(Dataset records)
____________

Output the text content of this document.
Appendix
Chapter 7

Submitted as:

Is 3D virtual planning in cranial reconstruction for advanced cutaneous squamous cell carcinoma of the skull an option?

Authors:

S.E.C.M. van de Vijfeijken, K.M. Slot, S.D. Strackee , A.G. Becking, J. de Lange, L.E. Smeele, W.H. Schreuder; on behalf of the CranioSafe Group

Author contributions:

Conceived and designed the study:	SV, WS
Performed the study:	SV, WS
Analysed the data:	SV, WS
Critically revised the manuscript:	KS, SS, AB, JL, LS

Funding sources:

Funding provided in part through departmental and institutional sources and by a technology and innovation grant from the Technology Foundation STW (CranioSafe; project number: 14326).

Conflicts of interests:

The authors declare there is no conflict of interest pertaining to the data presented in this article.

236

____________

Write out the whole listing again. Match it word for word.

Output the text content of this document.
Appendix
Chapter 7

Submitted as:

Is 3D virtual planning in cranial reconstruction for advanced cutaneous squamous cell carcinoma of the skull an option?

Authors:

S.E.C.M. van de Vijfeijken, K.M. Slot, S.D. Strackee , A.G. Becking, J. de Lange, L.E. Smeele, W.H. Schreuder; on behalf of the CranioSafe Group

Author contributions:

Conceived and designed the study:	SV, WS
Performed the study:	SV, WS
Analysed the data:	SV, WS
Critically revised the manuscript:	KS, SS, AB, JL, LS

Funding sources:

Funding provided in part through departmental and institutional sources and by a technology and innovation grant from the Technology Foundation STW (CranioSafe; project number: 14326).

Conflicts of interests:

The authors declare there is no conflict of interest pertaining to the data presented in this article.

236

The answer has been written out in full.